What the task asks ::
Identify and pull out each line of the entries in which "MATERNELLE" occurs.

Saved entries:
=-=-=-=-=

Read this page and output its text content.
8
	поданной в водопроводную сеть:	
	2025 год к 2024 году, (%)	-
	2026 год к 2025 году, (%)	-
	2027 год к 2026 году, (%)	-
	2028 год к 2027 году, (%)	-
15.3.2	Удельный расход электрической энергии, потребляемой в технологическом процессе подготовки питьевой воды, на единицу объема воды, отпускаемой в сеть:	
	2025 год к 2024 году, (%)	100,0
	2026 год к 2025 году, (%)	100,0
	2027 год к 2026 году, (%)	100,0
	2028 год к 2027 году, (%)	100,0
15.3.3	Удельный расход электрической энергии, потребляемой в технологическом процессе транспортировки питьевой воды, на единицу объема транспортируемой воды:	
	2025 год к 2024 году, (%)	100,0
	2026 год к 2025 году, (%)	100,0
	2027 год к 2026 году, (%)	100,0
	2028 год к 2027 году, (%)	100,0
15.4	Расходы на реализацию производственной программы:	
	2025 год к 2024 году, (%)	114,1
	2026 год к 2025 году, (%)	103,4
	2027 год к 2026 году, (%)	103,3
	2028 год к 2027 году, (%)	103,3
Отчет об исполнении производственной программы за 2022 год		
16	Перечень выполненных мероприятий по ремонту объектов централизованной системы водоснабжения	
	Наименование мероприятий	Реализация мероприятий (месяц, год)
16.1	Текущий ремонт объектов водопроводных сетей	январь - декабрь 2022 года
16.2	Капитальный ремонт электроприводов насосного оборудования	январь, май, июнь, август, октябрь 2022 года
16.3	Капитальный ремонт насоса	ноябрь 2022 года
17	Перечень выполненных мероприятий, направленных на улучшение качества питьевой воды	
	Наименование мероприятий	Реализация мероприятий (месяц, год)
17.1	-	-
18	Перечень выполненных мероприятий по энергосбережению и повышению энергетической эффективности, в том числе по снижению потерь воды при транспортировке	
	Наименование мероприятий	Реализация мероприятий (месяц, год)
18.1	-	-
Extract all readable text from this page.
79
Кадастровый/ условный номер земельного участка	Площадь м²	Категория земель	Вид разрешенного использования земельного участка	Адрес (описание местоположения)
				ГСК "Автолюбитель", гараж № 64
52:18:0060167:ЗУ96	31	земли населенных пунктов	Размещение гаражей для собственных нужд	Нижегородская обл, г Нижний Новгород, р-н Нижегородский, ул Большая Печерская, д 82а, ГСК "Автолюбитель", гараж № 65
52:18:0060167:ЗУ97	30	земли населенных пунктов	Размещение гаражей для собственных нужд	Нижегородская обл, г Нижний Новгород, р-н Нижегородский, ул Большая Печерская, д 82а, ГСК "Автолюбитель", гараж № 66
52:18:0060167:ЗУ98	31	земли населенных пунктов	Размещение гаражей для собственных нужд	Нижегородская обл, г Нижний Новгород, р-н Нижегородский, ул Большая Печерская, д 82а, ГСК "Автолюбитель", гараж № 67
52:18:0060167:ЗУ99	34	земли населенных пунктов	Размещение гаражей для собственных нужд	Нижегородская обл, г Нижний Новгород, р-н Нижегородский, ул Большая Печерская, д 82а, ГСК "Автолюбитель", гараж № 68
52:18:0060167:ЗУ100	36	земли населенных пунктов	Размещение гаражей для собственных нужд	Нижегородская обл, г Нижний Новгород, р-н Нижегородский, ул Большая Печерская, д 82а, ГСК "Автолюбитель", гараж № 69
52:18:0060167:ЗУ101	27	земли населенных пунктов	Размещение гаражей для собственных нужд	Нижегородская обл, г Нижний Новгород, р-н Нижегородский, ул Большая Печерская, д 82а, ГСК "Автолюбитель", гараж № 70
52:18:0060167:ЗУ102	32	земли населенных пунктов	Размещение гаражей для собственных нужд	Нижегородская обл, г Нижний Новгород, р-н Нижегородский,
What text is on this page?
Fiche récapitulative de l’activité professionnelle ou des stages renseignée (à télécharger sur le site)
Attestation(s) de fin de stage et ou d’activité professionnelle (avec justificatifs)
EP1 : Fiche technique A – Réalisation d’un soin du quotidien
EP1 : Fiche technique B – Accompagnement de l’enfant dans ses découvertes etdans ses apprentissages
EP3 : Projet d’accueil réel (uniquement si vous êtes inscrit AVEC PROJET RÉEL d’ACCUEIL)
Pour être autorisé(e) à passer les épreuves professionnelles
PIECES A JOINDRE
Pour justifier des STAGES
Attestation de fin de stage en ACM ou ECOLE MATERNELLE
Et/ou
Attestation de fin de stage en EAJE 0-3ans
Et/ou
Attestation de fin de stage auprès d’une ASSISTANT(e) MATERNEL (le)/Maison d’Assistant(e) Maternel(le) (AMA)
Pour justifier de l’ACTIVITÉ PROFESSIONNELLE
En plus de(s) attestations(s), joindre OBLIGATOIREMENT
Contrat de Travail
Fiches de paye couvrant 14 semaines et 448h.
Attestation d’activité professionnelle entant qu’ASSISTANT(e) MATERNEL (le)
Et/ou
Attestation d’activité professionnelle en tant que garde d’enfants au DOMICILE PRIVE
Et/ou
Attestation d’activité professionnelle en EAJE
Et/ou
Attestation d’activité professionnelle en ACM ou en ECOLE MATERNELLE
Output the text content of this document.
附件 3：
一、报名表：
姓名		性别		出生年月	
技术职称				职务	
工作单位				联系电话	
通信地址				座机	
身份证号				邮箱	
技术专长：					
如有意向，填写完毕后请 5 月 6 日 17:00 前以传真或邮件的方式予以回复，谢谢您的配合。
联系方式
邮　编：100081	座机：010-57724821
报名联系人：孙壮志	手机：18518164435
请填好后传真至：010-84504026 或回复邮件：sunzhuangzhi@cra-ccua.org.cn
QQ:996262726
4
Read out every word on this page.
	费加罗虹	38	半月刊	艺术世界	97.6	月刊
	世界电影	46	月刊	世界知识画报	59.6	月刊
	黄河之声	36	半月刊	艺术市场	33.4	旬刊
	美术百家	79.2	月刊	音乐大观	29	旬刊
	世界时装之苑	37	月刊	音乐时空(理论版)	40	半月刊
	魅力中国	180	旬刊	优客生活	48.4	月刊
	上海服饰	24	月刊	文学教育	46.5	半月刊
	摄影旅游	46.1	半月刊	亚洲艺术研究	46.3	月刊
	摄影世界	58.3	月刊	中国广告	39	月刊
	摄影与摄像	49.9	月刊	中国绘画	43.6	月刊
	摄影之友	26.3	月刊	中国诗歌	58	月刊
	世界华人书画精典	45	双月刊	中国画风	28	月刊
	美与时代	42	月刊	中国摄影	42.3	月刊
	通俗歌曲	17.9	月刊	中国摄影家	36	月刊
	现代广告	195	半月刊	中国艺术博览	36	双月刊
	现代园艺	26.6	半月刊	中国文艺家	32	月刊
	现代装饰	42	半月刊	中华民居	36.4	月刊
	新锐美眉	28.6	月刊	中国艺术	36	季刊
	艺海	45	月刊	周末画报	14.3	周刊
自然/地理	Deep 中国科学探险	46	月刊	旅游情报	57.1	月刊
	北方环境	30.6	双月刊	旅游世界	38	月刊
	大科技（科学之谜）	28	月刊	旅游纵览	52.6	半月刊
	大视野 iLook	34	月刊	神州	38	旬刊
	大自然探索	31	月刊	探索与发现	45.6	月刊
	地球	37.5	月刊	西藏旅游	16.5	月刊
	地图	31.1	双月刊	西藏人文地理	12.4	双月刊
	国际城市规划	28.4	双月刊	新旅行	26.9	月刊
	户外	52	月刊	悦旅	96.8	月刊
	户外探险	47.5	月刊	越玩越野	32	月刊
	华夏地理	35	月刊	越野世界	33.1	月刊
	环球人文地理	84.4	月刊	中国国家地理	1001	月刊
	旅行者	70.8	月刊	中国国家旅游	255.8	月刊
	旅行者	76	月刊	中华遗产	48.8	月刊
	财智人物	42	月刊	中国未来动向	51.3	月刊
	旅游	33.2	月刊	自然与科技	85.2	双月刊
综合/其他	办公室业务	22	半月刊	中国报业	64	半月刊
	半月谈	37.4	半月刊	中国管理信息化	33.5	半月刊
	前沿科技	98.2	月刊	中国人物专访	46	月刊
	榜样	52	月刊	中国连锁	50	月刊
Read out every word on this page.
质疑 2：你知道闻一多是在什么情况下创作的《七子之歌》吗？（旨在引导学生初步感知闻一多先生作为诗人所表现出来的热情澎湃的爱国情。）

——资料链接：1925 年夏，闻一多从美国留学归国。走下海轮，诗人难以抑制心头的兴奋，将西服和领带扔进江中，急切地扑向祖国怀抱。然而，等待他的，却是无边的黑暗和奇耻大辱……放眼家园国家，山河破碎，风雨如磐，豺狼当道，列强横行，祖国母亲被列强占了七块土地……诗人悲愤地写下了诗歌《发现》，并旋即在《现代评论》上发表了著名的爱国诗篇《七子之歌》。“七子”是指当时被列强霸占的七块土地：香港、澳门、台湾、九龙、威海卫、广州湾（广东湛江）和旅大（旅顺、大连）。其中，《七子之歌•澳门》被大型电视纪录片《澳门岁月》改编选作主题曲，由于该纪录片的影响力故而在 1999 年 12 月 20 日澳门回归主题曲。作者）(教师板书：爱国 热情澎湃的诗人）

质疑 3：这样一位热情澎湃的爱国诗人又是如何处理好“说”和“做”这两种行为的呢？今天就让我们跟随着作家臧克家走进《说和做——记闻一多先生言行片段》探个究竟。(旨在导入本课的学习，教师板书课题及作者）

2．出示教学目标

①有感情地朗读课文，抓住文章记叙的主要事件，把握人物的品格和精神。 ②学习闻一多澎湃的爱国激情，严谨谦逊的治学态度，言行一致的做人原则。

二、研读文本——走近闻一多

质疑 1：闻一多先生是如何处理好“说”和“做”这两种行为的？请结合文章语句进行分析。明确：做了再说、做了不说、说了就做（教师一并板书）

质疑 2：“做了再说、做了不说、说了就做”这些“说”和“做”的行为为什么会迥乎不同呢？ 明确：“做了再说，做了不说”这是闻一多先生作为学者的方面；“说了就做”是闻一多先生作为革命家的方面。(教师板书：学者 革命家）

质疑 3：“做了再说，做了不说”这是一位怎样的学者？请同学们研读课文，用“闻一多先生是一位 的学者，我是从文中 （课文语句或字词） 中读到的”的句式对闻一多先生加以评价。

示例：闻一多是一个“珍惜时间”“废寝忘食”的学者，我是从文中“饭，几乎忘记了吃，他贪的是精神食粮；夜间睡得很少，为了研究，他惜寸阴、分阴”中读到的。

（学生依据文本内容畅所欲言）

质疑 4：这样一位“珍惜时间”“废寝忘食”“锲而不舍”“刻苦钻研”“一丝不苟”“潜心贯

=-=-=-=-=

Completed task ::
Attestation de fin de stage en ACM ou ECOLE MATERNELLE
Attestation d’activité professionnelle en ACM ou en ECOLE MATERNELLE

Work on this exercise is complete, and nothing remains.